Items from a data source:
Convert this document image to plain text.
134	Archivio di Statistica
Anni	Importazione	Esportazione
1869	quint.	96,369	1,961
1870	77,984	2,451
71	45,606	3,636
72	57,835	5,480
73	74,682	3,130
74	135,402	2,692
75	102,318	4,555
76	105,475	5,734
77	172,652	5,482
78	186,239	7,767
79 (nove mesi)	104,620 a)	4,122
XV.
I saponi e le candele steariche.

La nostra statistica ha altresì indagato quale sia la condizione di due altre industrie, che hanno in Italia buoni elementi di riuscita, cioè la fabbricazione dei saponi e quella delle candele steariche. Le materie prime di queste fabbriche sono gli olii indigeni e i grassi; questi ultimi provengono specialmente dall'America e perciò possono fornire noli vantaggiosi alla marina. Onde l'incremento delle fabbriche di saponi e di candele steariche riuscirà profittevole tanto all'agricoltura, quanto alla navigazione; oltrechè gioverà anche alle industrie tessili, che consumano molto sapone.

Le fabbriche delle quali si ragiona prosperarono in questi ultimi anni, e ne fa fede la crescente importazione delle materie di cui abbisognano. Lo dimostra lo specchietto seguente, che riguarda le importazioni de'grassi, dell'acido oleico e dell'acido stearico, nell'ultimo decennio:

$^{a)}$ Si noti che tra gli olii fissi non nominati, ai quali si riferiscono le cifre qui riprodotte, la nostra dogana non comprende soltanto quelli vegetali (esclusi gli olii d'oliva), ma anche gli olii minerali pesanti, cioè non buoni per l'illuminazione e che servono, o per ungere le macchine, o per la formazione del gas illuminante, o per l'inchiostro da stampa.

What the task asks => Transcribe the data above in full, exactly.

Task solution =>
Convert this document image to plain text.
134	Archivio di Statistica
Anni	Importazione	Esportazione
1869	quint.	96,369	1,961
1870	77,984	2,451
71	45,606	3,636
72	57,835	5,480
73	74,682	3,130
74	135,402	2,692
75	102,318	4,555
76	105,475	5,734
77	172,652	5,482
78	186,239	7,767
79 (nove mesi)	104,620 a)	4,122
XV.
I saponi e le candele steariche.

La nostra statistica ha altresì indagato quale sia la condizione di due altre industrie, che hanno in Italia buoni elementi di riuscita, cioè la fabbricazione dei saponi e quella delle candele steariche. Le materie prime di queste fabbriche sono gli olii indigeni e i grassi; questi ultimi provengono specialmente dall'America e perciò possono fornire noli vantaggiosi alla marina. Onde l'incremento delle fabbriche di saponi e di candele steariche riuscirà profittevole tanto all'agricoltura, quanto alla navigazione; oltrechè gioverà anche alle industrie tessili, che consumano molto sapone.

Le fabbriche delle quali si ragiona prosperarono in questi ultimi anni, e ne fa fede la crescente importazione delle materie di cui abbisognano. Lo dimostra lo specchietto seguente, che riguarda le importazioni de'grassi, dell'acido oleico e dell'acido stearico, nell'ultimo decennio:

$^{a)}$ Si noti che tra gli olii fissi non nominati, ai quali si riferiscono le cifre qui riprodotte, la nostra dogana non comprende soltanto quelli vegetali (esclusi gli olii d'oliva), ma anche gli olii minerali pesanti, cioè non buoni per l'illuminazione e che servono, o per ungere le macchine, o per la formazione del gas illuminante, o per l'inchiostro da stampa.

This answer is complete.